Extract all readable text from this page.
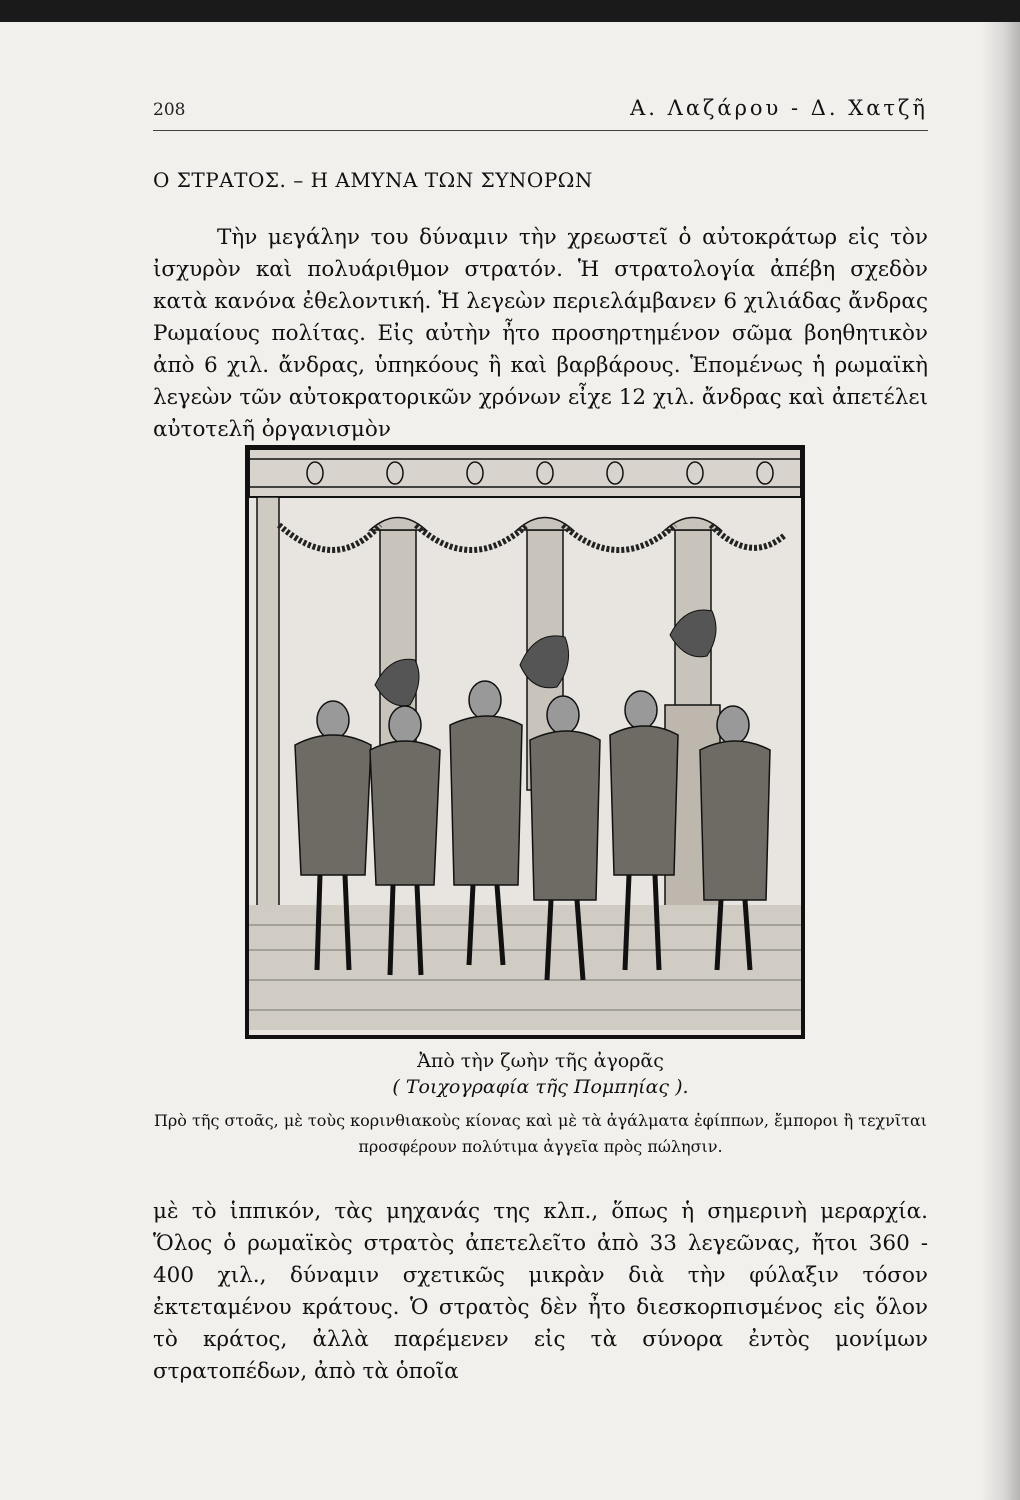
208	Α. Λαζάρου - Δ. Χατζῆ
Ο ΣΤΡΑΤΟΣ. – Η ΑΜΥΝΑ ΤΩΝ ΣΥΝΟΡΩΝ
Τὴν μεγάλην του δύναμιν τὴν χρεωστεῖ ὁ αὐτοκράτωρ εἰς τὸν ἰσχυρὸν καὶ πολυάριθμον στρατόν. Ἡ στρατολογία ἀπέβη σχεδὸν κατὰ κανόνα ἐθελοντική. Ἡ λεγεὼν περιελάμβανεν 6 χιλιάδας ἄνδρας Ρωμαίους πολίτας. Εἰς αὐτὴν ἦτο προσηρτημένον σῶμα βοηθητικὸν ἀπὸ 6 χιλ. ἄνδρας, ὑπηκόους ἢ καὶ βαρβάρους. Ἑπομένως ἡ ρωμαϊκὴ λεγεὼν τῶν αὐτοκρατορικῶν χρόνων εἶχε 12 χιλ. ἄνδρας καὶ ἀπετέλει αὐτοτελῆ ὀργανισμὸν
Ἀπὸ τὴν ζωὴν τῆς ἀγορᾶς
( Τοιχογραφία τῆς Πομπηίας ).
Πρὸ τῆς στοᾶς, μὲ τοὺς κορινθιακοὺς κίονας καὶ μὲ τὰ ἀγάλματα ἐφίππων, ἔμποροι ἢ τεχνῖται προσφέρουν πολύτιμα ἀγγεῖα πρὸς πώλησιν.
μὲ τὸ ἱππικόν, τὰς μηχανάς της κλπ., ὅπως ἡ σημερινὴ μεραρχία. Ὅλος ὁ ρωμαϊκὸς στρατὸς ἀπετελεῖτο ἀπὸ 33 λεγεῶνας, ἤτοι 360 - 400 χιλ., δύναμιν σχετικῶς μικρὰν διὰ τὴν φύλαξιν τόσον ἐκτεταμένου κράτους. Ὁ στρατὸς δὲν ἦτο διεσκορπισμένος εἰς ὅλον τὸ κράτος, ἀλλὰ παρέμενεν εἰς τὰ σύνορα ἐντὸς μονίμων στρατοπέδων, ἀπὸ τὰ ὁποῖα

******

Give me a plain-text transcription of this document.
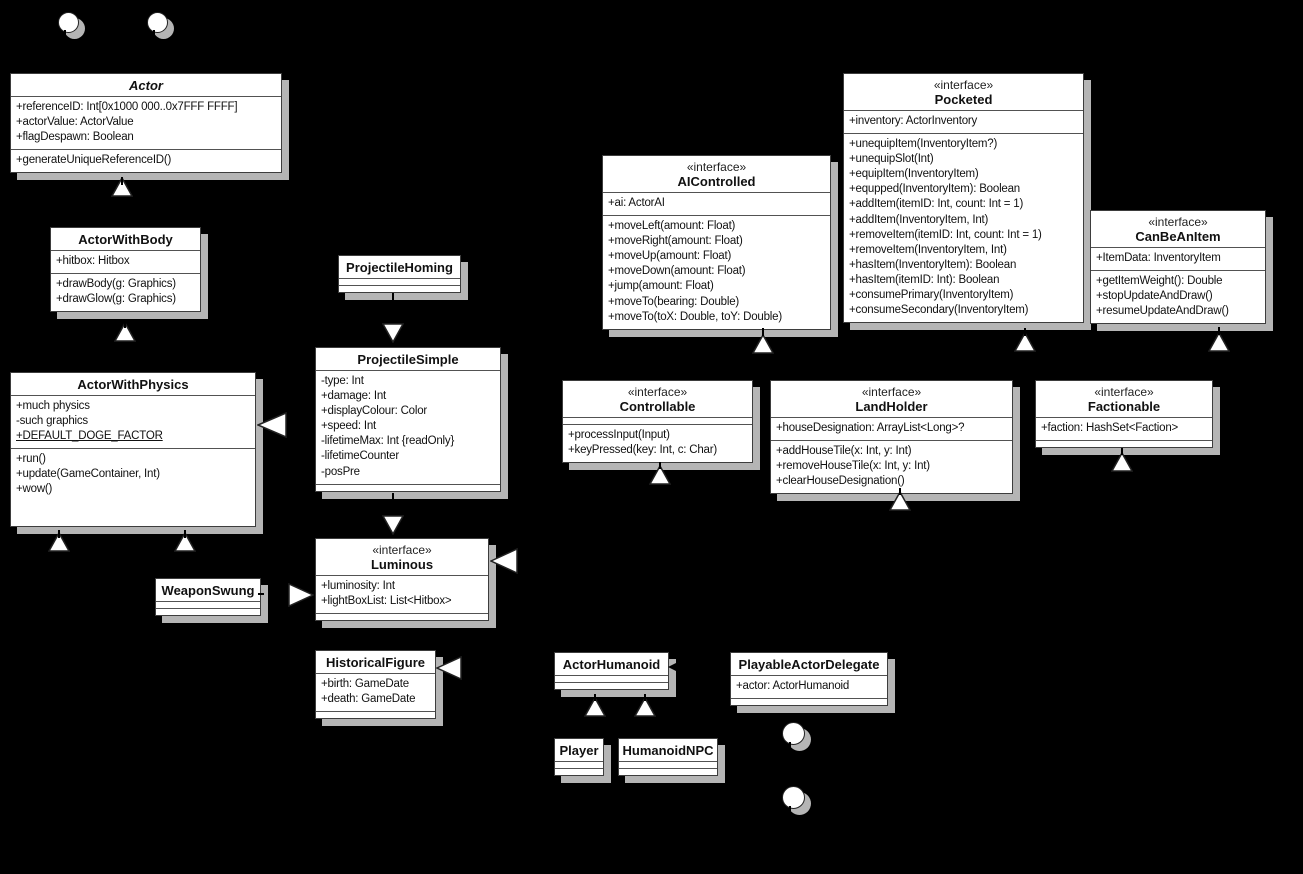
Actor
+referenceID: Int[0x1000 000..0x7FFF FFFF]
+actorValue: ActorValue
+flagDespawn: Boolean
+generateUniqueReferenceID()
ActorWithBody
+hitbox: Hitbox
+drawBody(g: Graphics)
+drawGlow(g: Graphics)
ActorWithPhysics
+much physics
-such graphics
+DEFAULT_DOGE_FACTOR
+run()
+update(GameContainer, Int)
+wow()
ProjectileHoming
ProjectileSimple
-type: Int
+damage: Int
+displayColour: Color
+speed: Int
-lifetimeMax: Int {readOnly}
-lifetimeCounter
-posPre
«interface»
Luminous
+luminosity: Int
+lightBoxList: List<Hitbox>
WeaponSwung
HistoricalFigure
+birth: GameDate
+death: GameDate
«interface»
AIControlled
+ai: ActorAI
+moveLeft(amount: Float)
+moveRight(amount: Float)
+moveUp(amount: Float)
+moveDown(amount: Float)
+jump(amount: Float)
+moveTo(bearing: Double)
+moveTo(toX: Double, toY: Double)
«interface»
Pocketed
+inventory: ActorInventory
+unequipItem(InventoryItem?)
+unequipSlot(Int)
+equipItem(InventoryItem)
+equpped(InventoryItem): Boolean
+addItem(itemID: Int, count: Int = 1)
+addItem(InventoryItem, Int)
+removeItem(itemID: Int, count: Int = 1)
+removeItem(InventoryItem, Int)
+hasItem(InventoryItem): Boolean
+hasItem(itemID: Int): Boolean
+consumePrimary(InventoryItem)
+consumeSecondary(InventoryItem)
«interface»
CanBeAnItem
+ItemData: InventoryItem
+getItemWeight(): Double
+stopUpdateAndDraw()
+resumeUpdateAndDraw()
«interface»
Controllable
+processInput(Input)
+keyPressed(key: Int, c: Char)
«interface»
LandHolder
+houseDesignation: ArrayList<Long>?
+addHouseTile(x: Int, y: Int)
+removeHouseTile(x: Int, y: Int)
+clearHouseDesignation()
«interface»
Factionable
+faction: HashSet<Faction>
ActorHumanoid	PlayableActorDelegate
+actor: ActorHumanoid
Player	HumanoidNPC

******

WRITTEN TASK: Search the listing for the word "text". Copy every line in which it occurs.

FINISHED TASK:
Extract all readable text from this page.
Give me a plain-text transcription of this document.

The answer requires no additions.